Across the entries, how many lines have the string "Meine" in them? Reply with only a number.
....
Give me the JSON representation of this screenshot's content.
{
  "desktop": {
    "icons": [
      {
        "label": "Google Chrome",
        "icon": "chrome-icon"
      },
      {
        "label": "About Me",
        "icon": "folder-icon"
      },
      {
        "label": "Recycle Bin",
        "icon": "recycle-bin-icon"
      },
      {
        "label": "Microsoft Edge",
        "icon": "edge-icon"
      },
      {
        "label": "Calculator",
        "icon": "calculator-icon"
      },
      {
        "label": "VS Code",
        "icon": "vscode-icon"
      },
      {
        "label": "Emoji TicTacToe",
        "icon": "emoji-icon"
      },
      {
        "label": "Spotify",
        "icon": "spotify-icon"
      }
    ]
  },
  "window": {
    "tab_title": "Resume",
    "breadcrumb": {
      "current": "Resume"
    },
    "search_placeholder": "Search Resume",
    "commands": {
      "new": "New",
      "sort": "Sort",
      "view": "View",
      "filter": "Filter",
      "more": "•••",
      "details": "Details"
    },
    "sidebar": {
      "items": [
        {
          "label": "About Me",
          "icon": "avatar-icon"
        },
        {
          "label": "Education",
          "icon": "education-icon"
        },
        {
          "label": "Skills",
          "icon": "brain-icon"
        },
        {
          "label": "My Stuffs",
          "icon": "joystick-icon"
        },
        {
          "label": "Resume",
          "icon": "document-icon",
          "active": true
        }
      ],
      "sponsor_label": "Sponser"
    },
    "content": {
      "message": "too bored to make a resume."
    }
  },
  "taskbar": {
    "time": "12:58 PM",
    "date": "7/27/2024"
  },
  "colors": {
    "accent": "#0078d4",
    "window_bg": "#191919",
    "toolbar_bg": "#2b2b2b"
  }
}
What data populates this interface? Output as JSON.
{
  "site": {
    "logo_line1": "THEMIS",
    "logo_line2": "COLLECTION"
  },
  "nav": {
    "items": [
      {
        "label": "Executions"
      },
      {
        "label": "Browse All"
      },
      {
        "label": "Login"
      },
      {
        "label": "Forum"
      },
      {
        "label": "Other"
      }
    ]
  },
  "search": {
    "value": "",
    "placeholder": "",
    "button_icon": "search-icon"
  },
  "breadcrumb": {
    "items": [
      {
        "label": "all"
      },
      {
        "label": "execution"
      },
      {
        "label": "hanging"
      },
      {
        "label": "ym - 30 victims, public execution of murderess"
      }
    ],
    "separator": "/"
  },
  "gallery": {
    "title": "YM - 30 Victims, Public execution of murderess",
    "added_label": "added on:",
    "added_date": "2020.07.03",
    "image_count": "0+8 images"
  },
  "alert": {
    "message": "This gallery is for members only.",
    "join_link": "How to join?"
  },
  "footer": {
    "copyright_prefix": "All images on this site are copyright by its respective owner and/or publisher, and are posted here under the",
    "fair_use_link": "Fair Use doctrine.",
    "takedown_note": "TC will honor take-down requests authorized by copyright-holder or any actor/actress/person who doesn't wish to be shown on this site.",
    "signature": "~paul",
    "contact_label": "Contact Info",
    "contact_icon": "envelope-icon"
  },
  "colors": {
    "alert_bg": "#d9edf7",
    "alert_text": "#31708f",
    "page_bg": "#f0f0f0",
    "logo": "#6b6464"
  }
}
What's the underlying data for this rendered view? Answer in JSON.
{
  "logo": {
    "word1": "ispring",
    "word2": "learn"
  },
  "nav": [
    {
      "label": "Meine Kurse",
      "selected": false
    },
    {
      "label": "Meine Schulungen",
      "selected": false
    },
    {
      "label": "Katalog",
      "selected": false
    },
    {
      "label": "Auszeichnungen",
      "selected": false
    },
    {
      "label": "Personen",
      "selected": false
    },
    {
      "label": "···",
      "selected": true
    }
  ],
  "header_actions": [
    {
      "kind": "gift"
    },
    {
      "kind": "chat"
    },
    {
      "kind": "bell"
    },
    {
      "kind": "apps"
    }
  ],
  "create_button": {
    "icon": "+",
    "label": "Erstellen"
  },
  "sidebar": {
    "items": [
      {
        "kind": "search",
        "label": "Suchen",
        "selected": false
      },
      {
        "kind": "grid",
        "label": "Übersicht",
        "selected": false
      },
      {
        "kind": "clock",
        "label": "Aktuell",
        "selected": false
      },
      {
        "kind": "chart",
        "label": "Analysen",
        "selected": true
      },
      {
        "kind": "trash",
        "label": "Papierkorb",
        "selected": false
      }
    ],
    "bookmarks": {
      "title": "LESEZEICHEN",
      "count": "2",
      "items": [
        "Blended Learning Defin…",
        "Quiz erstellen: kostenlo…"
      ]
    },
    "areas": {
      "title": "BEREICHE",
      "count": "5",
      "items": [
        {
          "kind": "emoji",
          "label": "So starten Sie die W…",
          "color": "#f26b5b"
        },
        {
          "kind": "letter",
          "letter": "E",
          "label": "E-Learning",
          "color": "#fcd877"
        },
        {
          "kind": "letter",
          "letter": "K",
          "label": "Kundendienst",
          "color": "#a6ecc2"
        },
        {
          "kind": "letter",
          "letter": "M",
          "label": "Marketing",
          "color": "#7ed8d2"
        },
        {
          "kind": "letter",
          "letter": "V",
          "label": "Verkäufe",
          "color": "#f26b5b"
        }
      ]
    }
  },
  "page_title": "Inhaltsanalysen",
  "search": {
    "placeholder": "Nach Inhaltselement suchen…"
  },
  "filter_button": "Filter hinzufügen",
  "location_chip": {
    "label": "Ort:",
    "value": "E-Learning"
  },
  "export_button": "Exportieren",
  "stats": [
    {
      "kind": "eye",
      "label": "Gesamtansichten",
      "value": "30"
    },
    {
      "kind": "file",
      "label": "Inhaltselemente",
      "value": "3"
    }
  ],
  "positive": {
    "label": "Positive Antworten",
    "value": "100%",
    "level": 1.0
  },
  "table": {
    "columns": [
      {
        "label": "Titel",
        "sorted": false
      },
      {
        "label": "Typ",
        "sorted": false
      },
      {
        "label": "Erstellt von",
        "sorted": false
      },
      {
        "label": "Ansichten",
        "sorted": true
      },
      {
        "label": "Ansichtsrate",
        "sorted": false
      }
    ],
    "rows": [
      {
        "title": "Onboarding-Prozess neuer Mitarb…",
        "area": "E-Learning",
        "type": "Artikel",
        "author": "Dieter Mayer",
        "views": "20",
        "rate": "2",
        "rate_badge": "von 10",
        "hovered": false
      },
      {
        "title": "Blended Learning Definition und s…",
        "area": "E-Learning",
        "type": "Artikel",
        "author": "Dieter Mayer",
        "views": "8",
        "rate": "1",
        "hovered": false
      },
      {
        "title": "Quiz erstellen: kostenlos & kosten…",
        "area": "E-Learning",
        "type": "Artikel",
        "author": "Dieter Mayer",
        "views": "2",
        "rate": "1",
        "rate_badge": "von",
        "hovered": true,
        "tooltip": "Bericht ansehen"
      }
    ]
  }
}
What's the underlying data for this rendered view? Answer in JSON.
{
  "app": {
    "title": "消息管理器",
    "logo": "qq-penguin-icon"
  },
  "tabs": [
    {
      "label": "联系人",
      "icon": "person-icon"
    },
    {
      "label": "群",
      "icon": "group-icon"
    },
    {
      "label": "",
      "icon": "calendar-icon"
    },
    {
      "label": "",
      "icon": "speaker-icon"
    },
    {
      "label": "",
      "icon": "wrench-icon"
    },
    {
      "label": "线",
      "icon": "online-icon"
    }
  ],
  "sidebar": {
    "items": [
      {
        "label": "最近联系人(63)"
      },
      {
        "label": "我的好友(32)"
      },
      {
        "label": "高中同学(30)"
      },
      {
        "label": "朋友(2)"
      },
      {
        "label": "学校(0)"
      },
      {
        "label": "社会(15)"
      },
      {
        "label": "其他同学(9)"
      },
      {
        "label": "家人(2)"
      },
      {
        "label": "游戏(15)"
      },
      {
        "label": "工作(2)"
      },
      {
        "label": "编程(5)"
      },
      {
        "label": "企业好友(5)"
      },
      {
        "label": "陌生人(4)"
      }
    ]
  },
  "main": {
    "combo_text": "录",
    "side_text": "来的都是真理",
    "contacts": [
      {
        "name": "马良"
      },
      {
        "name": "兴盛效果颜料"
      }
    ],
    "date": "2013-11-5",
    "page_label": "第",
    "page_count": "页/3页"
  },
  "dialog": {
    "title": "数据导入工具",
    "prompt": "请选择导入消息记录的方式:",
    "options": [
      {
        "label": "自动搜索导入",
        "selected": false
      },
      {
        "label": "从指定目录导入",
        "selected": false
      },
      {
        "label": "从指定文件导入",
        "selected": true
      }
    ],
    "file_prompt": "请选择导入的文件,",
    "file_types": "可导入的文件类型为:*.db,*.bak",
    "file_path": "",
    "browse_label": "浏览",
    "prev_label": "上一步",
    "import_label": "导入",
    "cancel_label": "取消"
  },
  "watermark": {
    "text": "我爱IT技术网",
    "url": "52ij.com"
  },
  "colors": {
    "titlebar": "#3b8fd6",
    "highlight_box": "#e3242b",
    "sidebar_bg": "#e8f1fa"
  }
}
....
Reply: 2